DATA FOR THE TASK:
____

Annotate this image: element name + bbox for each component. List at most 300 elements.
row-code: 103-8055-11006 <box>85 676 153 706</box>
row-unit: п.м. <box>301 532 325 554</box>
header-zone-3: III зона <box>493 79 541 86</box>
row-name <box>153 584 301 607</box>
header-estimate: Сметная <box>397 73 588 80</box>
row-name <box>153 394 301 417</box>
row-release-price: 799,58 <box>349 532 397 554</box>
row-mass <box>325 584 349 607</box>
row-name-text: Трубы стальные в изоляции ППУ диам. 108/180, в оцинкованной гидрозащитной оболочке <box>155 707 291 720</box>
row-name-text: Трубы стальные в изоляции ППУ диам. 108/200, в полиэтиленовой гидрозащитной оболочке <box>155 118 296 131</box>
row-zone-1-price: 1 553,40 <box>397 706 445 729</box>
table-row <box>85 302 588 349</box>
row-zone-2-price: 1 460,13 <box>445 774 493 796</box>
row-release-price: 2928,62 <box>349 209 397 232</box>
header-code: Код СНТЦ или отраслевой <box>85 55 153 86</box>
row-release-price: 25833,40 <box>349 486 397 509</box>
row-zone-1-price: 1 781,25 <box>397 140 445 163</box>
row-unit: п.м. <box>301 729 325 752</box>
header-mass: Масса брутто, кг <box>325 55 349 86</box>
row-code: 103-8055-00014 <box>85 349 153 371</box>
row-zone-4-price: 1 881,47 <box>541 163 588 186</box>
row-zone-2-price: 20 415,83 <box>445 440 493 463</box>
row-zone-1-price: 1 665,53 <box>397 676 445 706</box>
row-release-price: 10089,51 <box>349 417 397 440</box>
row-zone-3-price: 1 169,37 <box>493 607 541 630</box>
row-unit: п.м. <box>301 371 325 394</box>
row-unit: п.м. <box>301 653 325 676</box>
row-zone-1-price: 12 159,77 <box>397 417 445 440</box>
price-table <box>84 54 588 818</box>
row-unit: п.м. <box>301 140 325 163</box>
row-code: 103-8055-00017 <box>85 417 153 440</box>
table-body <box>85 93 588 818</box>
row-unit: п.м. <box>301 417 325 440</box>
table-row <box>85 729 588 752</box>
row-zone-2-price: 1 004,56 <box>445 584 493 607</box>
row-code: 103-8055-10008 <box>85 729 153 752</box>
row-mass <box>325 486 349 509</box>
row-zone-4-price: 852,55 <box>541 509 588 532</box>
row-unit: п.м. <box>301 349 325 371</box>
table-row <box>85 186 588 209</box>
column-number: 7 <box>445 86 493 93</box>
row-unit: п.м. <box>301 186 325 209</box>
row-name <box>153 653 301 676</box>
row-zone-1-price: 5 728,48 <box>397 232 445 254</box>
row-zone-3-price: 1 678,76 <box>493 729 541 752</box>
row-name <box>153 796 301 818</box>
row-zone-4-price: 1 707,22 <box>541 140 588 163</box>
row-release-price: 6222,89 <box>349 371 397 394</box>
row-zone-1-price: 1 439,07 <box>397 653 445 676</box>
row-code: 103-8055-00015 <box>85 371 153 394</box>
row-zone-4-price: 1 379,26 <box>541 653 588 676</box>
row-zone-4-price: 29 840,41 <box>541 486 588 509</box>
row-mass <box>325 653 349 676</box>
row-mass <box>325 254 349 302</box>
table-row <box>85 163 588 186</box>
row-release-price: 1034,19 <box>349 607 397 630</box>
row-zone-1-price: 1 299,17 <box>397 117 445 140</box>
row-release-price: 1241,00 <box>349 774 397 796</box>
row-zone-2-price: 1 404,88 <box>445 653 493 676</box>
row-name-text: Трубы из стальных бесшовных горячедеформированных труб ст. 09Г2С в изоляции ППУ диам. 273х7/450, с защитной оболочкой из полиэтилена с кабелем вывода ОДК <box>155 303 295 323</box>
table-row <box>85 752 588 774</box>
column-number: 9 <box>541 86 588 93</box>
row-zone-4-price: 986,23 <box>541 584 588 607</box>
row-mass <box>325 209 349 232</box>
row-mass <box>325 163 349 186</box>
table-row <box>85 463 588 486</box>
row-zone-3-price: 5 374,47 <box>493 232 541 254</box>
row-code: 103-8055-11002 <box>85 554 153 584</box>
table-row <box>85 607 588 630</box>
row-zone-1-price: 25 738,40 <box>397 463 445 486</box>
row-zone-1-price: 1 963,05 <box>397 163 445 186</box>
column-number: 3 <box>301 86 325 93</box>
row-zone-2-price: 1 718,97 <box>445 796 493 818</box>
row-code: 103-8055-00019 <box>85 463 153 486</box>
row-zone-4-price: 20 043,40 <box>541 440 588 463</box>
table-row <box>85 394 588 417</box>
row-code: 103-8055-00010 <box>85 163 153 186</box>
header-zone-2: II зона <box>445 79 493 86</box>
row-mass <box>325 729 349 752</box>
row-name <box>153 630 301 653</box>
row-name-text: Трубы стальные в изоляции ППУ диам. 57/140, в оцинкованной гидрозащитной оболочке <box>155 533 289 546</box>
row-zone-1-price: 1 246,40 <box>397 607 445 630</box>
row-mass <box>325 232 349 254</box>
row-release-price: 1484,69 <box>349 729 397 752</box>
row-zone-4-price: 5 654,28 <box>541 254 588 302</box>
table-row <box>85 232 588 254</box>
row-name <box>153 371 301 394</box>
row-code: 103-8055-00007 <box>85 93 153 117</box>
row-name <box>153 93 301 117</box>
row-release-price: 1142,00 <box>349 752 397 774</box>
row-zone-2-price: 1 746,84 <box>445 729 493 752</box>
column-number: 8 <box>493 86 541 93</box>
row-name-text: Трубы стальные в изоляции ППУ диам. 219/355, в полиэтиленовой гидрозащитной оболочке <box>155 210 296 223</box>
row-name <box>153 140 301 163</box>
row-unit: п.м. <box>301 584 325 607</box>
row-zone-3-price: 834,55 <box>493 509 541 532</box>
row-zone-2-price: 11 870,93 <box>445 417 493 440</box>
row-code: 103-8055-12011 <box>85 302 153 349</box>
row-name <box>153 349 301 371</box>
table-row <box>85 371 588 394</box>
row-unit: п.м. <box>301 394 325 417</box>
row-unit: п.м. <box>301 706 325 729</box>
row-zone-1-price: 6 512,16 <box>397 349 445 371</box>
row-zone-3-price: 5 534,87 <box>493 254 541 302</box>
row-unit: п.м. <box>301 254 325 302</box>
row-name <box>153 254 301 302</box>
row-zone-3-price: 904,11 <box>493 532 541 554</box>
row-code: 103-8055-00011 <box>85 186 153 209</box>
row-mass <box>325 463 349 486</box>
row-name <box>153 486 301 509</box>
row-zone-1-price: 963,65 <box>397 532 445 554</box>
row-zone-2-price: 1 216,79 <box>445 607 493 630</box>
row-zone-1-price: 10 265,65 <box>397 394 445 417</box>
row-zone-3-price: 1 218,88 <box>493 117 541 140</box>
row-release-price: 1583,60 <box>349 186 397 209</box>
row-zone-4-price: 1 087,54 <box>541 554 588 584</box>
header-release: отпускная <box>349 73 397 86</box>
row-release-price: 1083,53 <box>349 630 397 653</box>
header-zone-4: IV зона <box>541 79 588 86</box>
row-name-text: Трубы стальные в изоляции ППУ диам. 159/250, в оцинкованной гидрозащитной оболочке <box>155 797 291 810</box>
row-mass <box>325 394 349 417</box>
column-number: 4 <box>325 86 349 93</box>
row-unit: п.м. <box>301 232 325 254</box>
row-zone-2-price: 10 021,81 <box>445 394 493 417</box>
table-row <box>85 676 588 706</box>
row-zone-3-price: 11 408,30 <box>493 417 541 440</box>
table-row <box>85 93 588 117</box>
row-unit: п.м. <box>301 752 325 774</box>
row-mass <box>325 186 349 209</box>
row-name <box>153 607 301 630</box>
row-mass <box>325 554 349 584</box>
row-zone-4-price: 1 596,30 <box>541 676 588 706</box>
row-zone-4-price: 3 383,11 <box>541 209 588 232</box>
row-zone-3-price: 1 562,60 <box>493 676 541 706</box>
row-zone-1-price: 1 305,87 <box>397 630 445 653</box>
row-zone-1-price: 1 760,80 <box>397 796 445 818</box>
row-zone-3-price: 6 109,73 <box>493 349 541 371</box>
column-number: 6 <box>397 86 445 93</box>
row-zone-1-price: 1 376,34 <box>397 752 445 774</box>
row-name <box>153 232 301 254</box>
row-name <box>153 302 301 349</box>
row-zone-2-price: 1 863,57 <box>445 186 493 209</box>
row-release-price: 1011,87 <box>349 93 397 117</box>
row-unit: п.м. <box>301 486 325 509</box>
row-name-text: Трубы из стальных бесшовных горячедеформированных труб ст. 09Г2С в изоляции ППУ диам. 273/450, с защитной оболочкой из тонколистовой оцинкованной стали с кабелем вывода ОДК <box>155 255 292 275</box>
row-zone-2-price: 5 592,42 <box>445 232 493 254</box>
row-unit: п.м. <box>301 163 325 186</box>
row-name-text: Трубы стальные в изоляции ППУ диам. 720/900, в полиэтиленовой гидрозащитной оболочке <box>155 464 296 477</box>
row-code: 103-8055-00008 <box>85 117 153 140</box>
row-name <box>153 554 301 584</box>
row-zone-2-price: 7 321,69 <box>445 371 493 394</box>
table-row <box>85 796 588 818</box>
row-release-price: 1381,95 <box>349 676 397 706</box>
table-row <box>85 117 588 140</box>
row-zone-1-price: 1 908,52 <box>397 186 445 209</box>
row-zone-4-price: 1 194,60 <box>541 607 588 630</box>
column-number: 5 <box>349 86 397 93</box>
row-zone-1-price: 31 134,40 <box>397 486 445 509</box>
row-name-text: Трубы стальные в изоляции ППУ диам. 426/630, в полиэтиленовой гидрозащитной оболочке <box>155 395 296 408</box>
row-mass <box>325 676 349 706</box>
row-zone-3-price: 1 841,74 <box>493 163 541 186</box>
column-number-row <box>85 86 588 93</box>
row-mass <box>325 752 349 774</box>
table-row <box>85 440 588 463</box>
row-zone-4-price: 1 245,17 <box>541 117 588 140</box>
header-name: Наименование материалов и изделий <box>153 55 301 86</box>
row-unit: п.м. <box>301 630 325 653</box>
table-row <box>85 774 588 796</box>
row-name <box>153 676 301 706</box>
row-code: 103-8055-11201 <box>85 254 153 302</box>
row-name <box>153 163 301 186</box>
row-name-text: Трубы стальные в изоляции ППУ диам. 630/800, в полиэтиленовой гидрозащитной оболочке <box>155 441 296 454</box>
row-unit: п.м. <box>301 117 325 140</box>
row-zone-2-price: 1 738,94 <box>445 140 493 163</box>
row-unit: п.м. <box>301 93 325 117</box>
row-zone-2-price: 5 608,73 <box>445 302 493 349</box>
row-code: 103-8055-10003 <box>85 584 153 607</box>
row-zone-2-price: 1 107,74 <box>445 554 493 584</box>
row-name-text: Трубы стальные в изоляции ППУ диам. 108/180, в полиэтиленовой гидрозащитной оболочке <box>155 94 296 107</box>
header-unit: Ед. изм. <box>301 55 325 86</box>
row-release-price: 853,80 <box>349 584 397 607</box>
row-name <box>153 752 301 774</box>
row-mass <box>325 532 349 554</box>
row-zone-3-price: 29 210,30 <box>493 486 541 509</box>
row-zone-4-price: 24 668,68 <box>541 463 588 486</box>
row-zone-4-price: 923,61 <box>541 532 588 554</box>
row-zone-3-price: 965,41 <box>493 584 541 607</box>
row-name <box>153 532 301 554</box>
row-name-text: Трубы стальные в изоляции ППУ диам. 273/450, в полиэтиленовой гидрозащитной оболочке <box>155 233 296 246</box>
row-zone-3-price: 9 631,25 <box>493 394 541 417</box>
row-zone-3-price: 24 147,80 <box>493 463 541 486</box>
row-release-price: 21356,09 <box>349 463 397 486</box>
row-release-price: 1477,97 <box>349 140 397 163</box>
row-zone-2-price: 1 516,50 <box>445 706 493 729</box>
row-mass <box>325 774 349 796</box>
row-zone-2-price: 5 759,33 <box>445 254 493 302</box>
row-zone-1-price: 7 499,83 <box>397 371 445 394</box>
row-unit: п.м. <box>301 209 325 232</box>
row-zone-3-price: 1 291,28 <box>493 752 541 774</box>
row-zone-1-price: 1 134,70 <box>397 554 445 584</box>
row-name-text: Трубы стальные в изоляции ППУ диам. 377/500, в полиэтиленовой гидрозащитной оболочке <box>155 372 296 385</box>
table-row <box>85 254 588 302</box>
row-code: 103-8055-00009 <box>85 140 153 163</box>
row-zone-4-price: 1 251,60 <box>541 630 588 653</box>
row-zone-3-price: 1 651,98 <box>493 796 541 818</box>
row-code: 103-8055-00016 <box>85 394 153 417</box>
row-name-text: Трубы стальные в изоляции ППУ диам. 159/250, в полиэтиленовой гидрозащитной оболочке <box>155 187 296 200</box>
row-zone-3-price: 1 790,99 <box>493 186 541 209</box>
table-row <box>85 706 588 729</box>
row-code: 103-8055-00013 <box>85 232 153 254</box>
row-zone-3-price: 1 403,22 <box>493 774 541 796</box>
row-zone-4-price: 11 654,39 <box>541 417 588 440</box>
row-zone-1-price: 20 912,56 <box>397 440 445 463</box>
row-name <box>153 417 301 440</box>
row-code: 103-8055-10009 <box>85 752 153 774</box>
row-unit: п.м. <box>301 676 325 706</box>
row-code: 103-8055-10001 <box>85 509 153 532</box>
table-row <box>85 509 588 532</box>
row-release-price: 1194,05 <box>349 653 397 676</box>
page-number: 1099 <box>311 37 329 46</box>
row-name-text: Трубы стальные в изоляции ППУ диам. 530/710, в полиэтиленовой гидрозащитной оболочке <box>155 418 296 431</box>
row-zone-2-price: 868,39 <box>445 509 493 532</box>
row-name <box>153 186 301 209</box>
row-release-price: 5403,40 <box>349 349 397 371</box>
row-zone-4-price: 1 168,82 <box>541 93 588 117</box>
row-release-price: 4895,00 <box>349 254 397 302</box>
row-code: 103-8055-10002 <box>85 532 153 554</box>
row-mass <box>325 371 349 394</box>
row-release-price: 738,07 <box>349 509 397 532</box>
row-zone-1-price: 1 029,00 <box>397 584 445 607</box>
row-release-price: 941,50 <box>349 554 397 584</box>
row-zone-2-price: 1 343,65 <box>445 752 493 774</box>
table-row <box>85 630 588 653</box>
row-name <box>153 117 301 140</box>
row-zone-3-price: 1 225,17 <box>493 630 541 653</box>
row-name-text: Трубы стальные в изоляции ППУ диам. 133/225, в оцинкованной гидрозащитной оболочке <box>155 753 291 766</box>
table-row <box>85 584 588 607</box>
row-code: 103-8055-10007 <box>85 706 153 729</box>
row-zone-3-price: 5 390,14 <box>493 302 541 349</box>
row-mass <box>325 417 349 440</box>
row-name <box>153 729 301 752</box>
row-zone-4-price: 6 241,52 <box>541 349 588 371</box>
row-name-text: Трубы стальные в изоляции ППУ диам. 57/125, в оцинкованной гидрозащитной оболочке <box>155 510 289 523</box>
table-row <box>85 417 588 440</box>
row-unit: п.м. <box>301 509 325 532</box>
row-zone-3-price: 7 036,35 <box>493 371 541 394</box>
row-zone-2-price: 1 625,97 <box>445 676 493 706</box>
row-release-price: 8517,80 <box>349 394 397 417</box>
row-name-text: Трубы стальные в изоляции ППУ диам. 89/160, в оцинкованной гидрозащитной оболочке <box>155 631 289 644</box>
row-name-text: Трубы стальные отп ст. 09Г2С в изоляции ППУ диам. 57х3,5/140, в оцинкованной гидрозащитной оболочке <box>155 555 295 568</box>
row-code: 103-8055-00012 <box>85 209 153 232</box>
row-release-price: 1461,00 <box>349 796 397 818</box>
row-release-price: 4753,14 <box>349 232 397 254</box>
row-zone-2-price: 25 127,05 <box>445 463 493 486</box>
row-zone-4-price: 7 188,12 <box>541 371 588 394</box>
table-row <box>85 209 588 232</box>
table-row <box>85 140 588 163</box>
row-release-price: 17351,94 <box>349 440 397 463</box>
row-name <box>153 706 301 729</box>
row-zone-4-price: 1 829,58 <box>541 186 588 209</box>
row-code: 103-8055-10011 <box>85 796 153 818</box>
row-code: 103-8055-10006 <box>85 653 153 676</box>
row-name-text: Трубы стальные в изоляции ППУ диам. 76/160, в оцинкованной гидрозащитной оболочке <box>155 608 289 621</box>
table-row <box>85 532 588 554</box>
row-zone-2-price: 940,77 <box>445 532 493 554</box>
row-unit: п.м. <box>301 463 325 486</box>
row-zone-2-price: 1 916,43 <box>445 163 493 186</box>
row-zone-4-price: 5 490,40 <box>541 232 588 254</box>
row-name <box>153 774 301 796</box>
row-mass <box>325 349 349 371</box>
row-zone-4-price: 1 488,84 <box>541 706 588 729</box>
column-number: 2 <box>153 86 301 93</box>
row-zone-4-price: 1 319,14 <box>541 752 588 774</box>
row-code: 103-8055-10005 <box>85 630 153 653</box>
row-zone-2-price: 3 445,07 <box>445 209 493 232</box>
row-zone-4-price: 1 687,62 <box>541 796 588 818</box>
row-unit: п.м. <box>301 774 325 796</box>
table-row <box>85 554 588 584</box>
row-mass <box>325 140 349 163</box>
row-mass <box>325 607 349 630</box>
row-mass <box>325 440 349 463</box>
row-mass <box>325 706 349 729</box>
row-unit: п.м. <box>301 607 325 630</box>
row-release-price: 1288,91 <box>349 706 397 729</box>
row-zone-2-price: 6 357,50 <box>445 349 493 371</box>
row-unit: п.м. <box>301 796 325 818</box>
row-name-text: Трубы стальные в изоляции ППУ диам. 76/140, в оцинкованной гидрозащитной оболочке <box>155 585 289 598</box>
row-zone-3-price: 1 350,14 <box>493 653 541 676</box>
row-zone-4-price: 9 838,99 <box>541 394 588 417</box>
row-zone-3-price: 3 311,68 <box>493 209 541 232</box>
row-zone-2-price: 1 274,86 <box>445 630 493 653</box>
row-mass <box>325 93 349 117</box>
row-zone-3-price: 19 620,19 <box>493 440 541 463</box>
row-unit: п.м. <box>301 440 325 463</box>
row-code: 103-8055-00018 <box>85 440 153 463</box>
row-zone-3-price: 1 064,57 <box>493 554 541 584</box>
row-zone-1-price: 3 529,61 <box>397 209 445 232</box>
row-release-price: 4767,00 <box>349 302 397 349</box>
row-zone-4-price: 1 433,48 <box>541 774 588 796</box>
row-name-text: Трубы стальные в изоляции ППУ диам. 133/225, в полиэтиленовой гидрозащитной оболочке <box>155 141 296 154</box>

____

WRITTEN INSTRUCTION: Reproduce the entries verbatim from the first line through the line containing "row-name <box>153 394 301 417</box>", including both of those lines.

RIGHT ANSWER:
Annotate this image: element name + bbox for each component. List at most 300 elements.
row-code: 103-8055-11006 <box>85 676 153 706</box>
row-unit: п.м. <box>301 532 325 554</box>
header-zone-3: III зона <box>493 79 541 86</box>
row-name <box>153 584 301 607</box>
header-estimate: Сметная <box>397 73 588 80</box>
row-name <box>153 394 301 417</box>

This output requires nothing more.